EXERCISE DETAILS — Locate the string "MePageContent" in the listing below. Copy every line where it is found.

--- WORKING DATA ---

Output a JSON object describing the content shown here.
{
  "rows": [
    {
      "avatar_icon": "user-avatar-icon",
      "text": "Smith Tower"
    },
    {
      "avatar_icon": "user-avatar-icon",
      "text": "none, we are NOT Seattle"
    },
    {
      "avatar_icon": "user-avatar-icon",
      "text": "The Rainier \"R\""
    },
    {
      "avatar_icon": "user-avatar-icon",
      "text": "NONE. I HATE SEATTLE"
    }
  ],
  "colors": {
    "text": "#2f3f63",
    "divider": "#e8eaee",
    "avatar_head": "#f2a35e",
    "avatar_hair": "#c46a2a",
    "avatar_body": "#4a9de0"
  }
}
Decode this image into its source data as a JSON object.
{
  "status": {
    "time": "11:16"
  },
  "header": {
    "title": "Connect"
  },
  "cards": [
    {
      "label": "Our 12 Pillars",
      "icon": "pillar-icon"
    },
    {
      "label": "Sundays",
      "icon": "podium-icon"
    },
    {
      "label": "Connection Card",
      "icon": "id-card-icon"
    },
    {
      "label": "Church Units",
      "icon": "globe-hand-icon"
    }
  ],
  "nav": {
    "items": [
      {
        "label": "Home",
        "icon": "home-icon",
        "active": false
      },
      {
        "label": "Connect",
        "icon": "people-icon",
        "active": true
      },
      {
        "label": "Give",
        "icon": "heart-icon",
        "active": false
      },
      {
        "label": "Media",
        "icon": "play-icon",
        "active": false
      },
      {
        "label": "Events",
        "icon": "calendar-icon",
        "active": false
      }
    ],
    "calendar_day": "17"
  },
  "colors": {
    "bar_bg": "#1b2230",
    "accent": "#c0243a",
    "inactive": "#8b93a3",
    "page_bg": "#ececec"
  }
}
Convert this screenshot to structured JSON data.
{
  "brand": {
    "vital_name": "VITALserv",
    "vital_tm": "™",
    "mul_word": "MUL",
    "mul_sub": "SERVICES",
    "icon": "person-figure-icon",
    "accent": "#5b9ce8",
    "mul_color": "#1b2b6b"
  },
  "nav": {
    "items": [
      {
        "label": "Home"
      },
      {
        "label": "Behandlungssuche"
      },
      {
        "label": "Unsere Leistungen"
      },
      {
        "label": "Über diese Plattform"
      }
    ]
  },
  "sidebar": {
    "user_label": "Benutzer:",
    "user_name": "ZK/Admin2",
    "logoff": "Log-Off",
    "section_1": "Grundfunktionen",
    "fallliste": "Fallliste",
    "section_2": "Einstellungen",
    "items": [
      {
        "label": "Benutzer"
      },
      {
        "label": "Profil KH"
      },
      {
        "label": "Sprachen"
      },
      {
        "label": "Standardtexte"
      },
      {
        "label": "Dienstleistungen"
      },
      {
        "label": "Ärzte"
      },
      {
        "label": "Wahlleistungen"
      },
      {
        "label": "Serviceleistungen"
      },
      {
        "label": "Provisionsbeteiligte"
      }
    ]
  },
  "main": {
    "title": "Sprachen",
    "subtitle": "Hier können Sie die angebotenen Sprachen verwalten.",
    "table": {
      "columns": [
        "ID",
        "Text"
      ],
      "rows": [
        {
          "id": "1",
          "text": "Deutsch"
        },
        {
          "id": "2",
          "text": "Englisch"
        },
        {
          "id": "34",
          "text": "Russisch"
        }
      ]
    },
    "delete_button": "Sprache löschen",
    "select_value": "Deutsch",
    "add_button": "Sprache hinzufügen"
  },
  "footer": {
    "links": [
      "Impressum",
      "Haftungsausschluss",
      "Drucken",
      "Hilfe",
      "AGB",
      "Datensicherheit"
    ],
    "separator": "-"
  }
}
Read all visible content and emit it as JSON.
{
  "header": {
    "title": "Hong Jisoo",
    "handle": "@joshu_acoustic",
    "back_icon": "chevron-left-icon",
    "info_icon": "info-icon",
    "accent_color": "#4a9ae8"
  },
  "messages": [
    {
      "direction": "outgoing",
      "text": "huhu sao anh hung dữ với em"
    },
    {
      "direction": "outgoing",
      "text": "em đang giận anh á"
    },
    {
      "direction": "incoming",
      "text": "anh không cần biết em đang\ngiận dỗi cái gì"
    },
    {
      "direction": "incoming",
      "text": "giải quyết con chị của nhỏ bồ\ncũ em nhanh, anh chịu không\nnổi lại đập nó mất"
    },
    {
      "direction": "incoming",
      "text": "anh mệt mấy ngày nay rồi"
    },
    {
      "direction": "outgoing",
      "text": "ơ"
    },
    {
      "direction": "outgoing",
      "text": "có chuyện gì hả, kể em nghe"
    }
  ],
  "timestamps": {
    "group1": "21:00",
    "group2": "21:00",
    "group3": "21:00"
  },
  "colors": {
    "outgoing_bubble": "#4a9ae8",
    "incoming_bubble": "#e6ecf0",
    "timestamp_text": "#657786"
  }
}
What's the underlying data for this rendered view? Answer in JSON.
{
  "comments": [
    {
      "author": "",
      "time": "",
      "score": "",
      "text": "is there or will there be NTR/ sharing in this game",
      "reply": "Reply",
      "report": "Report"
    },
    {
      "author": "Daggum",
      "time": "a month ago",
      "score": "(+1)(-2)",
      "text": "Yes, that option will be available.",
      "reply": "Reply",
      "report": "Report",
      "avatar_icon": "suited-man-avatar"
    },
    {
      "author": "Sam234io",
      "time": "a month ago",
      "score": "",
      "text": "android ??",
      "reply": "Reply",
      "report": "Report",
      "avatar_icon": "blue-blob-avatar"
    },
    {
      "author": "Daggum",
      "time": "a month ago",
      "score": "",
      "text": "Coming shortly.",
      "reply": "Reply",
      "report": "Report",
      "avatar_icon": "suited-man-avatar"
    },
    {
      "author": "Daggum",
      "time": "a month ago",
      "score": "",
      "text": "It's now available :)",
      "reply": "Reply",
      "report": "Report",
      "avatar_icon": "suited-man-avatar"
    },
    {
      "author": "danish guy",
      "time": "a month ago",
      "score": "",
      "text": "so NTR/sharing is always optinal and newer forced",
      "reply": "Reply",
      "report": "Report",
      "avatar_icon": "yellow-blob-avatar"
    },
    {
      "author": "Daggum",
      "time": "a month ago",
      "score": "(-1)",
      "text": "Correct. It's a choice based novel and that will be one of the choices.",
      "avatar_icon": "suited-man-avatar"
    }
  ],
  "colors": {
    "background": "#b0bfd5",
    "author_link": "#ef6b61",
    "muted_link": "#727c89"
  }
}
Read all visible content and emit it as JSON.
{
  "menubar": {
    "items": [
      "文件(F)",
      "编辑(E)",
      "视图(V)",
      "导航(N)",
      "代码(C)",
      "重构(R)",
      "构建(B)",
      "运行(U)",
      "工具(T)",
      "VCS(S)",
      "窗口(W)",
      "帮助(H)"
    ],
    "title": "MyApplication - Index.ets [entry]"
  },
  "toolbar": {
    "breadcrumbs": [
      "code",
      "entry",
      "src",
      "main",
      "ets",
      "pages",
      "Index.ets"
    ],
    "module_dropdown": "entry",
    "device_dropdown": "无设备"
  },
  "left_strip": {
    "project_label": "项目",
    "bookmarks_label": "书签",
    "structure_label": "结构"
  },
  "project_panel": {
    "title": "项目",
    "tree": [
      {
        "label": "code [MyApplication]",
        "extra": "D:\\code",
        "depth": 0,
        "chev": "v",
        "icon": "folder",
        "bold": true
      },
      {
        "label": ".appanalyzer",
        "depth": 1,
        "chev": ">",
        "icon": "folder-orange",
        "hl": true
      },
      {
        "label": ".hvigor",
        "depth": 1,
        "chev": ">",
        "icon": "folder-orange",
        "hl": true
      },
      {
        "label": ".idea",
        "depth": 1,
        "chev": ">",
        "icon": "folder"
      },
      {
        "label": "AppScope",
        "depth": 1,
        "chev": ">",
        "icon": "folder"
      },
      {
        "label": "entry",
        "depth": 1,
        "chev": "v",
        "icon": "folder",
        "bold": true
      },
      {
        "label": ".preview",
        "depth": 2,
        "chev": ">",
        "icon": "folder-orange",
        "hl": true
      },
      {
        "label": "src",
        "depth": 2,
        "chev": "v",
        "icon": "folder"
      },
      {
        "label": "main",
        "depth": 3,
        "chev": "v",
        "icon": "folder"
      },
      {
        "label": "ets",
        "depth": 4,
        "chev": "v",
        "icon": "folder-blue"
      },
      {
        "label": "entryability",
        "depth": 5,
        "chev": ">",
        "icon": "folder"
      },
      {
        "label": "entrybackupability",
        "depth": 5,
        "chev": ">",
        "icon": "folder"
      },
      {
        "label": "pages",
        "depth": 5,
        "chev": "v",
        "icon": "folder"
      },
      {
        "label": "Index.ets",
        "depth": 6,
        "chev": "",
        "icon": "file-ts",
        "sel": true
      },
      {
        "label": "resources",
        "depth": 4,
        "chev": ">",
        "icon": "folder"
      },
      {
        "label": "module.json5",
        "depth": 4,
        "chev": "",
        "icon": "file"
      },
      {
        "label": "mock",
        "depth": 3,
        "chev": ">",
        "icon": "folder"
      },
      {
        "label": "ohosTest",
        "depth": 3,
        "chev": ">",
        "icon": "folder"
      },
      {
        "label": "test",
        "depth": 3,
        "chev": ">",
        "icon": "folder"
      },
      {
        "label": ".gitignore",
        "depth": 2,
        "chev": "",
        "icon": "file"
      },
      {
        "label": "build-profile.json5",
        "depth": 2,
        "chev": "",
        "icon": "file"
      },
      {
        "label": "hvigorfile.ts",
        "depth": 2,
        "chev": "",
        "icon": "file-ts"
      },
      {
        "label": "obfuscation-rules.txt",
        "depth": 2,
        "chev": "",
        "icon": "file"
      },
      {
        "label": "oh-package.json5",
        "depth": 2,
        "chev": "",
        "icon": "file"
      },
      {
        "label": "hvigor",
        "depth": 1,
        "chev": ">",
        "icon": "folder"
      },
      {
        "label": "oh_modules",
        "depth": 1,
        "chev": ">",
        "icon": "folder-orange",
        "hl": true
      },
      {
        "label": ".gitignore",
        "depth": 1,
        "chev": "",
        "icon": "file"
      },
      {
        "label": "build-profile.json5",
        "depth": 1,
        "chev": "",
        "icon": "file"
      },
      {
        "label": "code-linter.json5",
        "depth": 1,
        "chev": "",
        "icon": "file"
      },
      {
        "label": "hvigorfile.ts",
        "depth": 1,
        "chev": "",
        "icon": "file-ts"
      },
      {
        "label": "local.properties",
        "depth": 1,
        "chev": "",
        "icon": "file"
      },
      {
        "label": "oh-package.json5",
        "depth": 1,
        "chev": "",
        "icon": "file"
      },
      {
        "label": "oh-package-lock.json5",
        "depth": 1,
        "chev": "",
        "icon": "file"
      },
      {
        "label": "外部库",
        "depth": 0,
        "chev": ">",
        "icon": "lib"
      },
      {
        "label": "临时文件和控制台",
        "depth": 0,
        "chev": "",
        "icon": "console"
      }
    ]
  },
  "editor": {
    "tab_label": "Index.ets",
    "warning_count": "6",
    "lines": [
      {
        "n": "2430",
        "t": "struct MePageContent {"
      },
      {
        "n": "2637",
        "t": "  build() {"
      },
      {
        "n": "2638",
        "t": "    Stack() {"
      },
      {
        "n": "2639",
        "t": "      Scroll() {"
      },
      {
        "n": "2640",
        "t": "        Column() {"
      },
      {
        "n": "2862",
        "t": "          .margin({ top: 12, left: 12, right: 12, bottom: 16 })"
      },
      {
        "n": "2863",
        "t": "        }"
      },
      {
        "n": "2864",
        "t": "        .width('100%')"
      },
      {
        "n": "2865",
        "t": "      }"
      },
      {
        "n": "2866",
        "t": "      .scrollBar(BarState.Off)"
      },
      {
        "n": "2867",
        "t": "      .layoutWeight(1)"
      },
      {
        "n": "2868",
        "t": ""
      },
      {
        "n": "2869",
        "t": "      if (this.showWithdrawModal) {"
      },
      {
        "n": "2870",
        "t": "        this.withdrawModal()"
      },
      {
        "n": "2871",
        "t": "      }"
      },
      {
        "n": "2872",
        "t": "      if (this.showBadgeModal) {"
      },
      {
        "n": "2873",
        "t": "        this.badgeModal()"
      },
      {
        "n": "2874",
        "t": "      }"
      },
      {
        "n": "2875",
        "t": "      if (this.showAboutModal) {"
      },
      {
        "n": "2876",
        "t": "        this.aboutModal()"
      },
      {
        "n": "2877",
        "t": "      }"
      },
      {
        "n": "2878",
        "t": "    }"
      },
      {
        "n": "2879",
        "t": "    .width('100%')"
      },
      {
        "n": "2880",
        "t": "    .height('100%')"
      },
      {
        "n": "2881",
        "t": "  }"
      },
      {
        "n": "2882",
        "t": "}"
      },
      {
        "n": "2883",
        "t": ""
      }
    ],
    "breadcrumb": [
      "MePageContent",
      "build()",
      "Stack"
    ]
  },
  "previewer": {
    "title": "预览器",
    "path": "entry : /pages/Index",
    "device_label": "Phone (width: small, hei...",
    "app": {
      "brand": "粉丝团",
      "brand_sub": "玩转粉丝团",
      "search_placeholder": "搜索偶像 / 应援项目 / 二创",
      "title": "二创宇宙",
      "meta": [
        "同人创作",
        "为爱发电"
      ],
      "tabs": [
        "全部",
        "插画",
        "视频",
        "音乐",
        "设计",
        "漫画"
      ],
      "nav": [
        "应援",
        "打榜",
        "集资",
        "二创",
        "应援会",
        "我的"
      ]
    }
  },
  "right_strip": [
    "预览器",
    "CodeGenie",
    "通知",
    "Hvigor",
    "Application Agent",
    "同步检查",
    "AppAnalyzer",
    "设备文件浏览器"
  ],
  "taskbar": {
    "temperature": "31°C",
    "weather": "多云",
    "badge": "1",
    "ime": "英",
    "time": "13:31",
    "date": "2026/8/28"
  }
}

---

TASK SOLUTION —
        "t": "struct MePageContent {"
      "MePageContent",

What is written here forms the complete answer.